### Raw records
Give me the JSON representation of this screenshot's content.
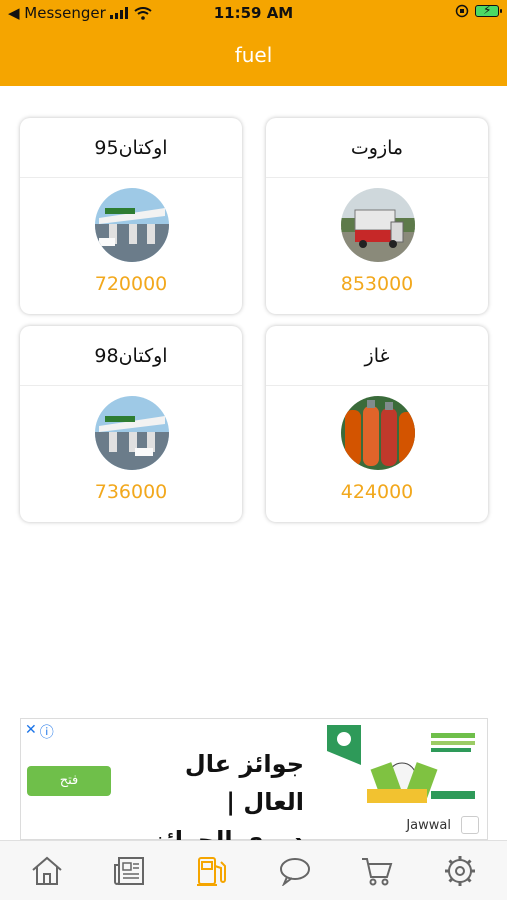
{
  "status_bar": {
    "back_label": "◀ Messenger",
    "time": "11:59 AM"
  },
  "header": {
    "title": "fuel"
  },
  "fuels": [
    {
      "name": "مازوت",
      "price": "853000",
      "image": "truck-image"
    },
    {
      "name": "اوكتان95",
      "price": "720000",
      "image": "gas-station-image"
    },
    {
      "name": "غاز",
      "price": "424000",
      "image": "gas-cylinders-image"
    },
    {
      "name": "اوكتان98",
      "price": "736000",
      "image": "gas-station-image"
    }
  ],
  "ad": {
    "headline_line1": "جوائز عال العال |",
    "headline_line2": "دوري الجوائز",
    "open_label": "فتح",
    "brand": "Jawwal"
  },
  "tabbar": {
    "items": [
      "home-icon",
      "news-icon",
      "fuel-pump-icon",
      "chat-icon",
      "cart-icon",
      "settings-icon"
    ],
    "active": "fuel-pump-icon",
    "active_color": "#f5a500",
    "inactive_color": "#666666"
  },
  "colors": {
    "accent": "#f5a500",
    "price": "#f2a81d"
  }
}
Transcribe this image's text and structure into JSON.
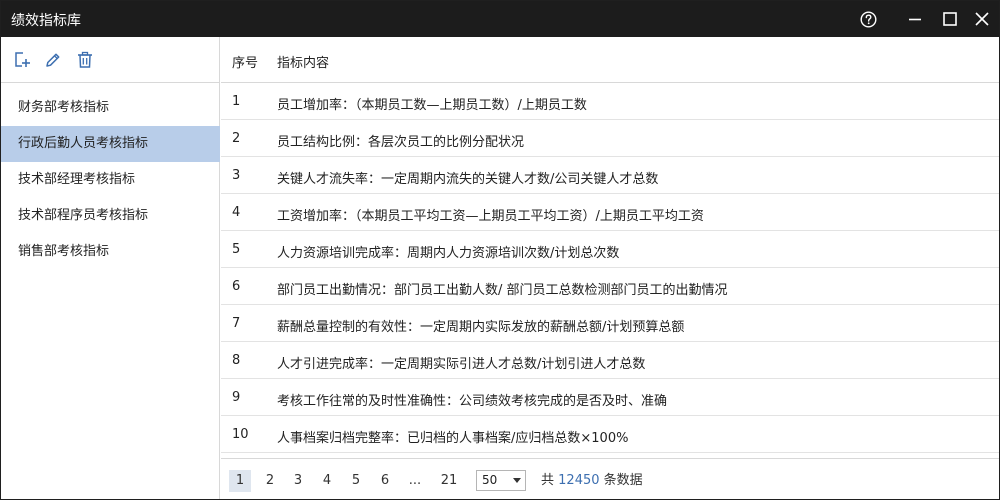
{
  "window": {
    "title": "绩效指标库"
  },
  "sidebar": {
    "tools": [
      "add-icon",
      "edit-icon",
      "delete-icon"
    ],
    "items": [
      {
        "label": "财务部考核指标"
      },
      {
        "label": "行政后勤人员考核指标"
      },
      {
        "label": "技术部经理考核指标"
      },
      {
        "label": "技术部程序员考核指标"
      },
      {
        "label": "销售部考核指标"
      }
    ],
    "active_index": 1
  },
  "table": {
    "headers": {
      "index": "序号",
      "content": "指标内容"
    },
    "rows": [
      {
        "index": "1",
        "content": "员工增加率：（本期员工数—上期员工数）/上期员工数"
      },
      {
        "index": "2",
        "content": "员工结构比例：各层次员工的比例分配状况"
      },
      {
        "index": "3",
        "content": "关键人才流失率：一定周期内流失的关键人才数/公司关键人才总数"
      },
      {
        "index": "4",
        "content": "工资增加率：（本期员工平均工资—上期员工平均工资）/上期员工平均工资"
      },
      {
        "index": "5",
        "content": "人力资源培训完成率：周期内人力资源培训次数/计划总次数"
      },
      {
        "index": "6",
        "content": "部门员工出勤情况：部门员工出勤人数/ 部门员工总数检测部门员工的出勤情况"
      },
      {
        "index": "7",
        "content": "薪酬总量控制的有效性：一定周期内实际发放的薪酬总额/计划预算总额"
      },
      {
        "index": "8",
        "content": "人才引进完成率：一定周期实际引进人才总数/计划引进人才总数"
      },
      {
        "index": "9",
        "content": "考核工作往常的及时性准确性：公司绩效考核完成的是否及时、准确"
      },
      {
        "index": "10",
        "content": "人事档案归档完整率：已归档的人事档案/应归档总数×100%"
      }
    ]
  },
  "pager": {
    "pages": [
      "1",
      "2",
      "3",
      "4",
      "5",
      "6",
      "...",
      "21"
    ],
    "current_page": "1",
    "page_size": "50",
    "total_prefix": "共",
    "total_count": "12450",
    "total_suffix": "条数据"
  },
  "colors": {
    "titlebar": "#1c1c1c",
    "selected_item": "#b8cde9",
    "accent_number": "#3d6fb0"
  }
}
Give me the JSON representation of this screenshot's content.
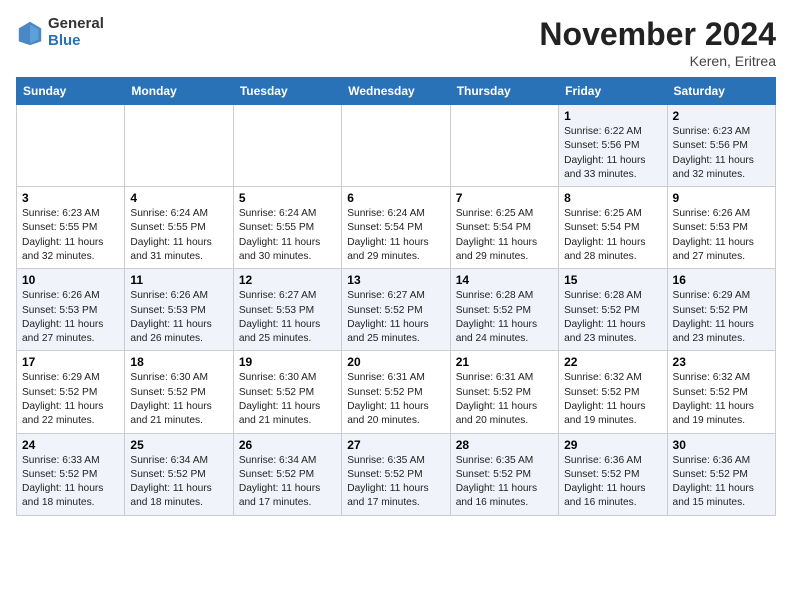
{
  "header": {
    "logo": {
      "general": "General",
      "blue": "Blue"
    },
    "title": "November 2024",
    "location": "Keren, Eritrea"
  },
  "weekdays": [
    "Sunday",
    "Monday",
    "Tuesday",
    "Wednesday",
    "Thursday",
    "Friday",
    "Saturday"
  ],
  "weeks": [
    [
      {
        "day": "",
        "detail": ""
      },
      {
        "day": "",
        "detail": ""
      },
      {
        "day": "",
        "detail": ""
      },
      {
        "day": "",
        "detail": ""
      },
      {
        "day": "",
        "detail": ""
      },
      {
        "day": "1",
        "detail": "Sunrise: 6:22 AM\nSunset: 5:56 PM\nDaylight: 11 hours and 33 minutes."
      },
      {
        "day": "2",
        "detail": "Sunrise: 6:23 AM\nSunset: 5:56 PM\nDaylight: 11 hours and 32 minutes."
      }
    ],
    [
      {
        "day": "3",
        "detail": "Sunrise: 6:23 AM\nSunset: 5:55 PM\nDaylight: 11 hours and 32 minutes."
      },
      {
        "day": "4",
        "detail": "Sunrise: 6:24 AM\nSunset: 5:55 PM\nDaylight: 11 hours and 31 minutes."
      },
      {
        "day": "5",
        "detail": "Sunrise: 6:24 AM\nSunset: 5:55 PM\nDaylight: 11 hours and 30 minutes."
      },
      {
        "day": "6",
        "detail": "Sunrise: 6:24 AM\nSunset: 5:54 PM\nDaylight: 11 hours and 29 minutes."
      },
      {
        "day": "7",
        "detail": "Sunrise: 6:25 AM\nSunset: 5:54 PM\nDaylight: 11 hours and 29 minutes."
      },
      {
        "day": "8",
        "detail": "Sunrise: 6:25 AM\nSunset: 5:54 PM\nDaylight: 11 hours and 28 minutes."
      },
      {
        "day": "9",
        "detail": "Sunrise: 6:26 AM\nSunset: 5:53 PM\nDaylight: 11 hours and 27 minutes."
      }
    ],
    [
      {
        "day": "10",
        "detail": "Sunrise: 6:26 AM\nSunset: 5:53 PM\nDaylight: 11 hours and 27 minutes."
      },
      {
        "day": "11",
        "detail": "Sunrise: 6:26 AM\nSunset: 5:53 PM\nDaylight: 11 hours and 26 minutes."
      },
      {
        "day": "12",
        "detail": "Sunrise: 6:27 AM\nSunset: 5:53 PM\nDaylight: 11 hours and 25 minutes."
      },
      {
        "day": "13",
        "detail": "Sunrise: 6:27 AM\nSunset: 5:52 PM\nDaylight: 11 hours and 25 minutes."
      },
      {
        "day": "14",
        "detail": "Sunrise: 6:28 AM\nSunset: 5:52 PM\nDaylight: 11 hours and 24 minutes."
      },
      {
        "day": "15",
        "detail": "Sunrise: 6:28 AM\nSunset: 5:52 PM\nDaylight: 11 hours and 23 minutes."
      },
      {
        "day": "16",
        "detail": "Sunrise: 6:29 AM\nSunset: 5:52 PM\nDaylight: 11 hours and 23 minutes."
      }
    ],
    [
      {
        "day": "17",
        "detail": "Sunrise: 6:29 AM\nSunset: 5:52 PM\nDaylight: 11 hours and 22 minutes."
      },
      {
        "day": "18",
        "detail": "Sunrise: 6:30 AM\nSunset: 5:52 PM\nDaylight: 11 hours and 21 minutes."
      },
      {
        "day": "19",
        "detail": "Sunrise: 6:30 AM\nSunset: 5:52 PM\nDaylight: 11 hours and 21 minutes."
      },
      {
        "day": "20",
        "detail": "Sunrise: 6:31 AM\nSunset: 5:52 PM\nDaylight: 11 hours and 20 minutes."
      },
      {
        "day": "21",
        "detail": "Sunrise: 6:31 AM\nSunset: 5:52 PM\nDaylight: 11 hours and 20 minutes."
      },
      {
        "day": "22",
        "detail": "Sunrise: 6:32 AM\nSunset: 5:52 PM\nDaylight: 11 hours and 19 minutes."
      },
      {
        "day": "23",
        "detail": "Sunrise: 6:32 AM\nSunset: 5:52 PM\nDaylight: 11 hours and 19 minutes."
      }
    ],
    [
      {
        "day": "24",
        "detail": "Sunrise: 6:33 AM\nSunset: 5:52 PM\nDaylight: 11 hours and 18 minutes."
      },
      {
        "day": "25",
        "detail": "Sunrise: 6:34 AM\nSunset: 5:52 PM\nDaylight: 11 hours and 18 minutes."
      },
      {
        "day": "26",
        "detail": "Sunrise: 6:34 AM\nSunset: 5:52 PM\nDaylight: 11 hours and 17 minutes."
      },
      {
        "day": "27",
        "detail": "Sunrise: 6:35 AM\nSunset: 5:52 PM\nDaylight: 11 hours and 17 minutes."
      },
      {
        "day": "28",
        "detail": "Sunrise: 6:35 AM\nSunset: 5:52 PM\nDaylight: 11 hours and 16 minutes."
      },
      {
        "day": "29",
        "detail": "Sunrise: 6:36 AM\nSunset: 5:52 PM\nDaylight: 11 hours and 16 minutes."
      },
      {
        "day": "30",
        "detail": "Sunrise: 6:36 AM\nSunset: 5:52 PM\nDaylight: 11 hours and 15 minutes."
      }
    ]
  ]
}
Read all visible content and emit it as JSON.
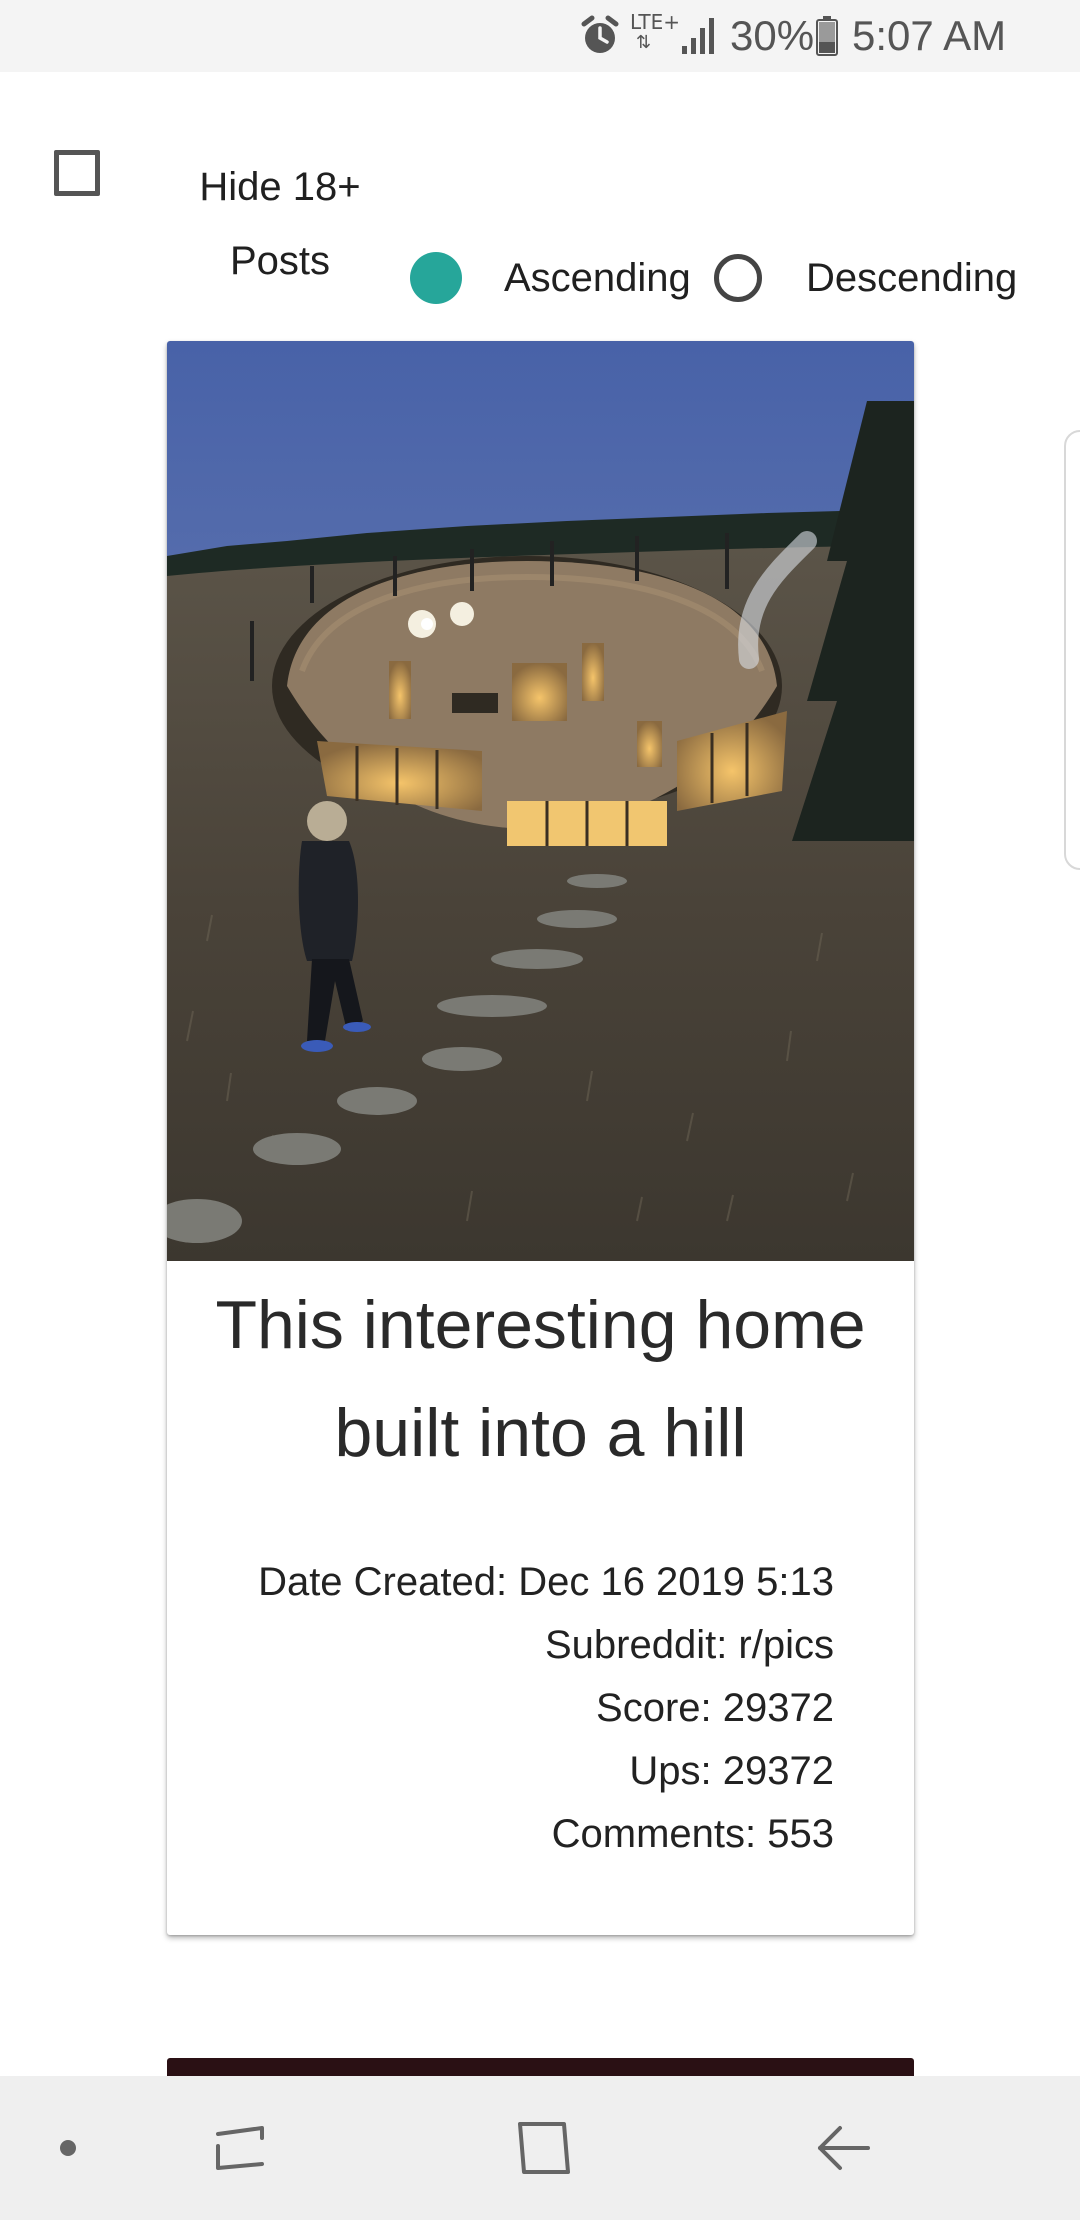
{
  "status_bar": {
    "network": "LTE+",
    "network_arrows": "⇅",
    "battery": "30%",
    "time": "5:07 AM",
    "icons": [
      "alarm-icon",
      "signal-icon",
      "battery-icon"
    ]
  },
  "controls": {
    "hide_nsfw_label": "Hide 18+ Posts",
    "hide_nsfw_checked": false,
    "sort_ascending_label": "Ascending",
    "sort_descending_label": "Descending",
    "sort_selected": "Ascending",
    "accent_color": "#26a69a"
  },
  "posts": [
    {
      "title": "This interesting home built into a hill",
      "date_created": "Date Created: Dec 16 2019 5:13",
      "subreddit": "Subreddit: r/pics",
      "score": "Score: 29372",
      "ups": "Ups: 29372",
      "comments": "Comments: 553"
    }
  ],
  "nav_bar": {
    "icons": [
      "dot-icon",
      "recent-apps-icon",
      "home-icon",
      "back-icon"
    ]
  }
}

### The exercise
Without the pictures, repeat exactly the lines running from the line containing "Read all visible content and emit it as JSON." through the end of the data, both ends included.

### Finished task
Read all visible content and emit it as JSON.
{
  "status_bar": {
    "network": "LTE+",
    "network_arrows": "⇅",
    "battery": "30%",
    "time": "5:07 AM",
    "icons": [
      "alarm-icon",
      "signal-icon",
      "battery-icon"
    ]
  },
  "controls": {
    "hide_nsfw_label": "Hide 18+ Posts",
    "hide_nsfw_checked": false,
    "sort_ascending_label": "Ascending",
    "sort_descending_label": "Descending",
    "sort_selected": "Ascending",
    "accent_color": "#26a69a"
  },
  "posts": [
    {
      "title": "This interesting home built into a hill",
      "date_created": "Date Created: Dec 16 2019 5:13",
      "subreddit": "Subreddit: r/pics",
      "score": "Score: 29372",
      "ups": "Ups: 29372",
      "comments": "Comments: 553"
    }
  ],
  "nav_bar": {
    "icons": [
      "dot-icon",
      "recent-apps-icon",
      "home-icon",
      "back-icon"
    ]
  }
}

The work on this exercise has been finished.